** start **
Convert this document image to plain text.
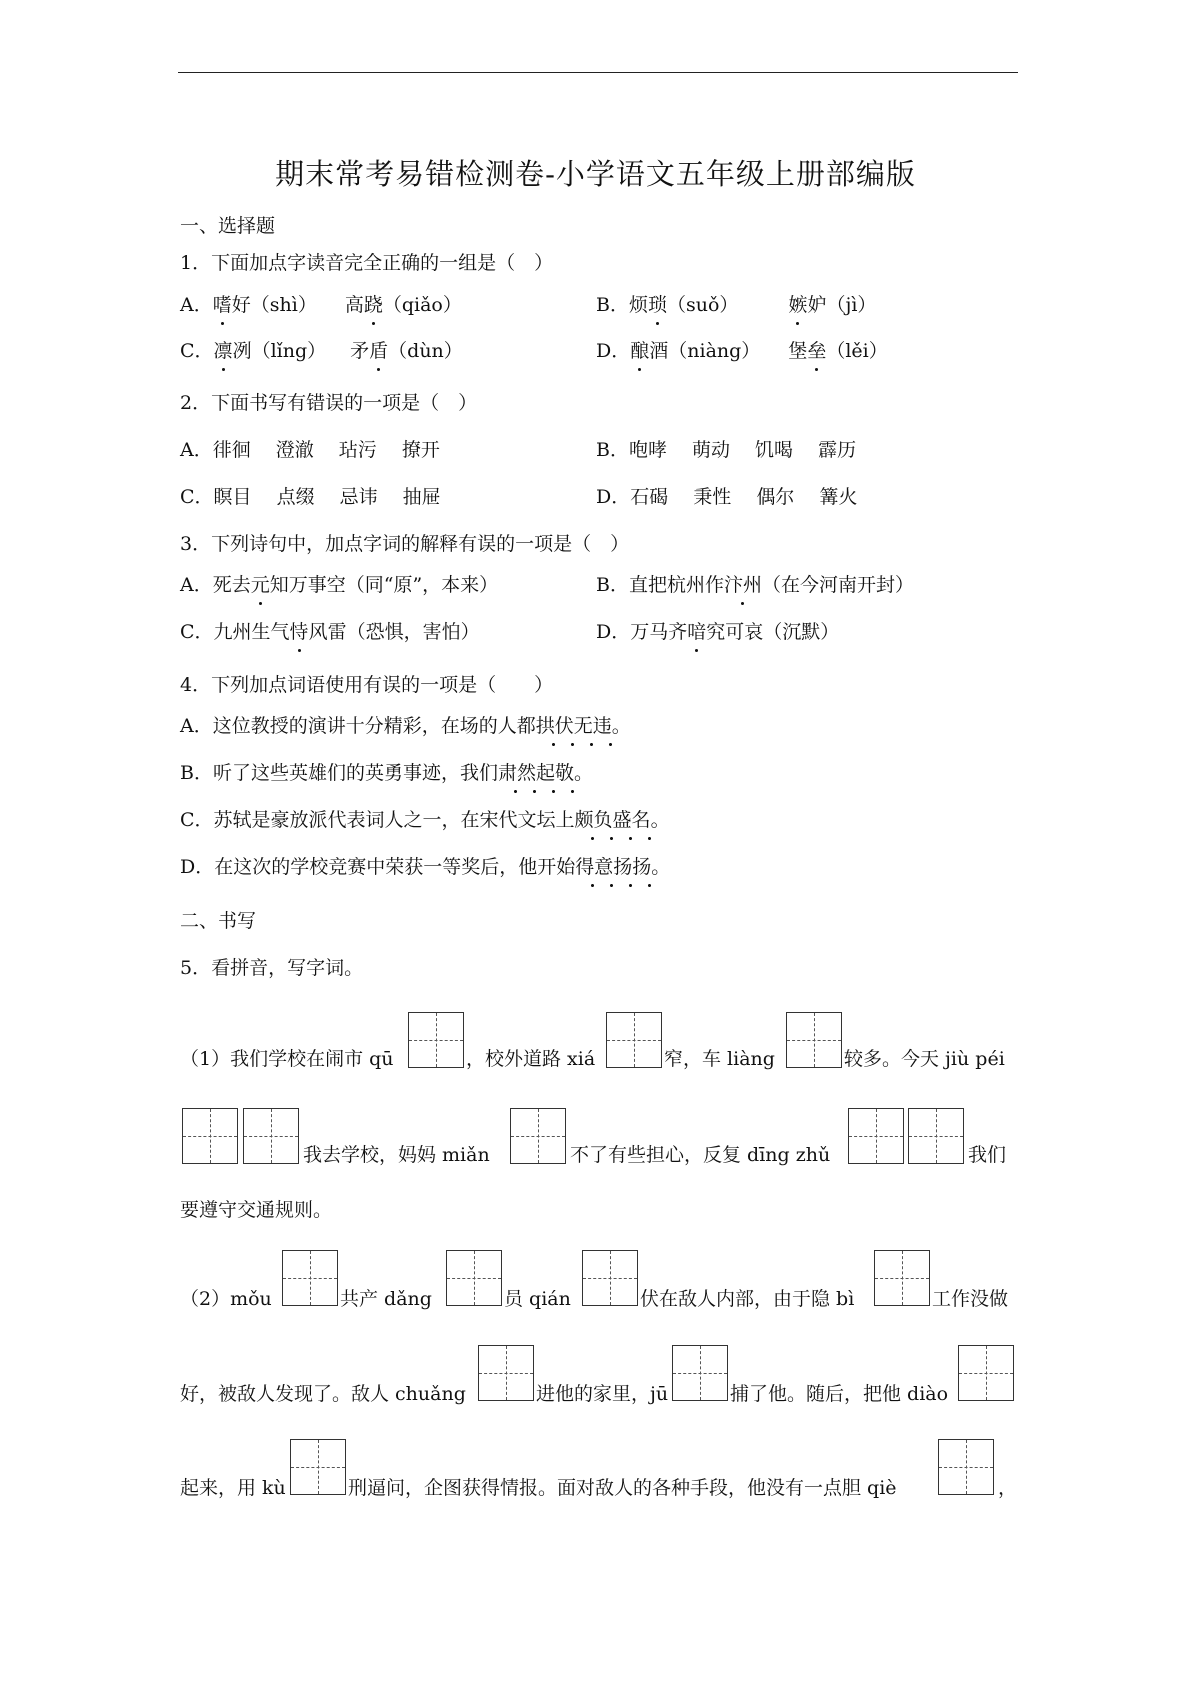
期末常考易错检测卷-小学语文五年级上册部编版
一、选择题
1．下面加点字读音完全正确的一组是（　）
A．嗜好（shì） 高跷（qiǎo）	B．烦琐（suǒ）	嫉妒（jì）
C．凛冽（lǐng） 矛盾（dùn）	D．酿酒（niàng） 堡垒（lěi）
2．下面书写有错误的一项是（　）
A．徘徊　 澄澈　 玷污　 撩开	B．咆哮　 萌动　 饥喝　 霹历
C．瞑目　 点缀　 忌讳　 抽屉	D．石碣　 秉性　 偶尔　 篝火
3．下列诗句中，加点字词的解释有误的一项是（　）
A．死去元知万事空（同“原”，本来）	B．直把杭州作汴州（在今河南开封）
C．九州生气恃风雷（恐惧，害怕）	D．万马齐喑究可哀（沉默）
4．下列加点词语使用有误的一项是（　　）
A．这位教授的演讲十分精彩，在场的人都拱伏无违。
B．听了这些英雄们的英勇事迹，我们肃然起敬。
C．苏轼是豪放派代表词人之一，在宋代文坛上颇负盛名。
D．在这次的学校竞赛中荣获一等奖后，他开始得意扬扬。
二、书写
5．看拼音，写字词。
（1）我们学校在闹市 qū	，校外道路 xiá	窄，车 liàng	较多。今天 jiù péi
我去学校，妈妈 miǎn	不了有些担心，反复 dīng zhǔ	我们
要遵守交通规则。
（2）mǒu	共产 dǎng	员 qián	伏在敌人内部，由于隐 bì	工作没做
好，被敌人发现了。敌人 chuǎng	进他的家里，jū	捕了他。随后，把他 diào
起来，用 kù	刑逼问，企图获得情报。面对敌人的各种手段，他没有一点胆 qiè	，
** end **
### TASK TO COMPLETE
Each record above should be copied character for character, with pictures dropped.

### CORRECT RESULT
Convert this document image to plain text.
期末常考易错检测卷-小学语文五年级上册部编版
一、选择题
1．下面加点字读音完全正确的一组是（　）
A．嗜好（shì） 高跷（qiǎo）	B．烦琐（suǒ）	嫉妒（jì）
C．凛冽（lǐng） 矛盾（dùn）	D．酿酒（niàng） 堡垒（lěi）
2．下面书写有错误的一项是（　）
A．徘徊　 澄澈　 玷污　 撩开	B．咆哮　 萌动　 饥喝　 霹历
C．瞑目　 点缀　 忌讳　 抽屉	D．石碣　 秉性　 偶尔　 篝火
3．下列诗句中，加点字词的解释有误的一项是（　）
A．死去元知万事空（同“原”，本来）	B．直把杭州作汴州（在今河南开封）
C．九州生气恃风雷（恐惧，害怕）	D．万马齐喑究可哀（沉默）
4．下列加点词语使用有误的一项是（　　）
A．这位教授的演讲十分精彩，在场的人都拱伏无违。
B．听了这些英雄们的英勇事迹，我们肃然起敬。
C．苏轼是豪放派代表词人之一，在宋代文坛上颇负盛名。
D．在这次的学校竞赛中荣获一等奖后，他开始得意扬扬。
二、书写
5．看拼音，写字词。
（1）我们学校在闹市 qū	，校外道路 xiá	窄，车 liàng	较多。今天 jiù péi
我去学校，妈妈 miǎn	不了有些担心，反复 dīng zhǔ	我们
要遵守交通规则。
（2）mǒu	共产 dǎng	员 qián	伏在敌人内部，由于隐 bì	工作没做
好，被敌人发现了。敌人 chuǎng	进他的家里，jū	捕了他。随后，把他 diào
起来，用 kù	刑逼问，企图获得情报。面对敌人的各种手段，他没有一点胆 qiè	，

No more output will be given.